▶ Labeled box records

%%

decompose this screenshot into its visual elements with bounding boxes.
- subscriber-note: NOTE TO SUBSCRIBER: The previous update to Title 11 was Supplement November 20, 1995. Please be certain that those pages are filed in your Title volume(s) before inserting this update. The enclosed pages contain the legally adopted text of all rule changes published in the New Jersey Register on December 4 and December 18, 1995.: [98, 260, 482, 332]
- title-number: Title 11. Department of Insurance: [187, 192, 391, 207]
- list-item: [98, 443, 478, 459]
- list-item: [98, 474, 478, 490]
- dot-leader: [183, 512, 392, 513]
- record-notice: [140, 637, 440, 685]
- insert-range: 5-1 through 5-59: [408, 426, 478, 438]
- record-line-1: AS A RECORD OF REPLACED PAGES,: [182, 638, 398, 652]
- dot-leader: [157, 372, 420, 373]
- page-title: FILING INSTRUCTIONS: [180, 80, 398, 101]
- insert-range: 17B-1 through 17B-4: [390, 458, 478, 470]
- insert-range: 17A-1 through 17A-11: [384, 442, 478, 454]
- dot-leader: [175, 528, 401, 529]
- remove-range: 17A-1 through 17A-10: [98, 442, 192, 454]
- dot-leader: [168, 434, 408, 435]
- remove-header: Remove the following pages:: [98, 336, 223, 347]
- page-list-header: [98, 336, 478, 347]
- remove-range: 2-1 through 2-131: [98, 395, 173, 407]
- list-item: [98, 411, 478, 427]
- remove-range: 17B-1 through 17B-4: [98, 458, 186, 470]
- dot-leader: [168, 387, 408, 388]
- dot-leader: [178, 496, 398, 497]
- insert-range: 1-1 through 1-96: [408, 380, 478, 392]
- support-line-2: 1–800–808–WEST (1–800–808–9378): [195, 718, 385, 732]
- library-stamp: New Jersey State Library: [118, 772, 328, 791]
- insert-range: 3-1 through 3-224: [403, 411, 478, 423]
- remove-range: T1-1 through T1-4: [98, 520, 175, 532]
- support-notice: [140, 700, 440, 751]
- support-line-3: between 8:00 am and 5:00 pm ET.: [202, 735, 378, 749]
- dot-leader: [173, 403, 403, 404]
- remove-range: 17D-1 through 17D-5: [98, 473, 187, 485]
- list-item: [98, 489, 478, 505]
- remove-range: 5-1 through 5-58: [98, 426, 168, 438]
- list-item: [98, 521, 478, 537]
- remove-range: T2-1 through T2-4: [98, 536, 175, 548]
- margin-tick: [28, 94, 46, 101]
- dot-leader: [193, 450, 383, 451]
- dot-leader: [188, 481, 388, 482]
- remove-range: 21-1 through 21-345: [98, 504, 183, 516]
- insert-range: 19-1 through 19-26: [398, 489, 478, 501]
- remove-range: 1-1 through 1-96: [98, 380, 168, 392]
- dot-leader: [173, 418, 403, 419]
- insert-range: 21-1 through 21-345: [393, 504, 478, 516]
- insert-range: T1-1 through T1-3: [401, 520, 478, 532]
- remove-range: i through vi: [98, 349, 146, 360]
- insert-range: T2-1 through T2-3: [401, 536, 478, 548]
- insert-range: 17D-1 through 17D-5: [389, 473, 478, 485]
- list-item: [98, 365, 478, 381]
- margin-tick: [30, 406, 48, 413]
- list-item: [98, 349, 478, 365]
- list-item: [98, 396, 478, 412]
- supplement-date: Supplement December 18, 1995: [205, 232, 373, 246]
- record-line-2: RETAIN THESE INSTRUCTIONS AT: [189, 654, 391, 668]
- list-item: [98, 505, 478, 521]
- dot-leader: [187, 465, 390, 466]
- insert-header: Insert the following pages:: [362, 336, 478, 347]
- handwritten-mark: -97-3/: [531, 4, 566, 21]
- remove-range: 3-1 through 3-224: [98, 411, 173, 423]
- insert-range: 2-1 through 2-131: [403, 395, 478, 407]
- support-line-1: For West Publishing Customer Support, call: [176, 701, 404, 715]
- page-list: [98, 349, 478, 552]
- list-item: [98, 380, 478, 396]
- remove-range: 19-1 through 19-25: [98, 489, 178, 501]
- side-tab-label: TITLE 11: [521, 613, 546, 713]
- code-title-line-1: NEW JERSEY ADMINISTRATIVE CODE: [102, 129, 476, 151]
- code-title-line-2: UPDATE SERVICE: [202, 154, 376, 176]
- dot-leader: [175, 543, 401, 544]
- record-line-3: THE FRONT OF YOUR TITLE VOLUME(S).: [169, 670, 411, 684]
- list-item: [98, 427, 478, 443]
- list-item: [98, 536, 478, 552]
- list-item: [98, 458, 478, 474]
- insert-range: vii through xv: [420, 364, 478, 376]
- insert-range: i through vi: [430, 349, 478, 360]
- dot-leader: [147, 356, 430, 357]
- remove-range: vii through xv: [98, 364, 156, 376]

%%

▶ EXERCISE OBJECTIVE
Update the records above so every "dot-leader" becomes "dotted-rule", and keep everything else the same.

▶ OUTPUT FOR THIS EXERCISE
decompose this screenshot into its visual elements with bounding boxes.
- subscriber-note: NOTE TO SUBSCRIBER: The previous update to Title 11 was Supplement November 20, 1995. Please be certain that those pages are filed in your Title volume(s) before inserting this update. The enclosed pages contain the legally adopted text of all rule changes published in the New Jersey Register on December 4 and December 18, 1995.: [98, 260, 482, 332]
- title-number: Title 11. Department of Insurance: [187, 192, 391, 207]
- list-item: [98, 443, 478, 459]
- list-item: [98, 474, 478, 490]
- dotted-rule: [183, 512, 392, 513]
- record-notice: [140, 637, 440, 685]
- insert-range: 5-1 through 5-59: [408, 426, 478, 438]
- record-line-1: AS A RECORD OF REPLACED PAGES,: [182, 638, 398, 652]
- dotted-rule: [157, 372, 420, 373]
- page-title: FILING INSTRUCTIONS: [180, 80, 398, 101]
- insert-range: 17B-1 through 17B-4: [390, 458, 478, 470]
- insert-range: 17A-1 through 17A-11: [384, 442, 478, 454]
- dotted-rule: [175, 528, 401, 529]
- remove-range: 17A-1 through 17A-10: [98, 442, 192, 454]
- dotted-rule: [168, 434, 408, 435]
- remove-header: Remove the following pages:: [98, 336, 223, 347]
- page-list-header: [98, 336, 478, 347]
- remove-range: 2-1 through 2-131: [98, 395, 173, 407]
- list-item: [98, 411, 478, 427]
- remove-range: 17B-1 through 17B-4: [98, 458, 186, 470]
- dotted-rule: [168, 387, 408, 388]
- dotted-rule: [178, 496, 398, 497]
- insert-range: 1-1 through 1-96: [408, 380, 478, 392]
- support-line-2: 1–800–808–WEST (1–800–808–9378): [195, 718, 385, 732]
- library-stamp: New Jersey State Library: [118, 772, 328, 791]
- insert-range: 3-1 through 3-224: [403, 411, 478, 423]
- remove-range: T1-1 through T1-4: [98, 520, 175, 532]
- support-notice: [140, 700, 440, 751]
- support-line-3: between 8:00 am and 5:00 pm ET.: [202, 735, 378, 749]
- dotted-rule: [173, 403, 403, 404]
- remove-range: 17D-1 through 17D-5: [98, 473, 187, 485]
- list-item: [98, 489, 478, 505]
- remove-range: 5-1 through 5-58: [98, 426, 168, 438]
- list-item: [98, 521, 478, 537]
- remove-range: T2-1 through T2-4: [98, 536, 175, 548]
- margin-tick: [28, 94, 46, 101]
- dotted-rule: [193, 450, 383, 451]
- dotted-rule: [188, 481, 388, 482]
- remove-range: 21-1 through 21-345: [98, 504, 183, 516]
- insert-range: 19-1 through 19-26: [398, 489, 478, 501]
- remove-range: 1-1 through 1-96: [98, 380, 168, 392]
- dotted-rule: [173, 418, 403, 419]
- insert-range: 21-1 through 21-345: [393, 504, 478, 516]
- insert-range: T1-1 through T1-3: [401, 520, 478, 532]
- remove-range: i through vi: [98, 349, 146, 360]
- insert-range: T2-1 through T2-3: [401, 536, 478, 548]
- insert-range: 17D-1 through 17D-5: [389, 473, 478, 485]
- list-item: [98, 365, 478, 381]
- margin-tick: [30, 406, 48, 413]
- list-item: [98, 349, 478, 365]
- list-item: [98, 396, 478, 412]
- supplement-date: Supplement December 18, 1995: [205, 232, 373, 246]
- record-line-2: RETAIN THESE INSTRUCTIONS AT: [189, 654, 391, 668]
- list-item: [98, 505, 478, 521]
- dotted-rule: [187, 465, 390, 466]
- insert-header: Insert the following pages:: [362, 336, 478, 347]
- handwritten-mark: -97-3/: [531, 4, 566, 21]
- remove-range: 3-1 through 3-224: [98, 411, 173, 423]
- insert-range: 2-1 through 2-131: [403, 395, 478, 407]
- support-line-1: For West Publishing Customer Support, call: [176, 701, 404, 715]
- page-list: [98, 349, 478, 552]
- list-item: [98, 380, 478, 396]
- remove-range: 19-1 through 19-25: [98, 489, 178, 501]
- side-tab-label: TITLE 11: [521, 613, 546, 713]
- code-title-line-1: NEW JERSEY ADMINISTRATIVE CODE: [102, 129, 476, 151]
- code-title-line-2: UPDATE SERVICE: [202, 154, 376, 176]
- dotted-rule: [175, 543, 401, 544]
- record-line-3: THE FRONT OF YOUR TITLE VOLUME(S).: [169, 670, 411, 684]
- list-item: [98, 427, 478, 443]
- list-item: [98, 536, 478, 552]
- list-item: [98, 458, 478, 474]
- insert-range: vii through xv: [420, 364, 478, 376]
- insert-range: i through vi: [430, 349, 478, 360]
- dotted-rule: [147, 356, 430, 357]
- remove-range: vii through xv: [98, 364, 156, 376]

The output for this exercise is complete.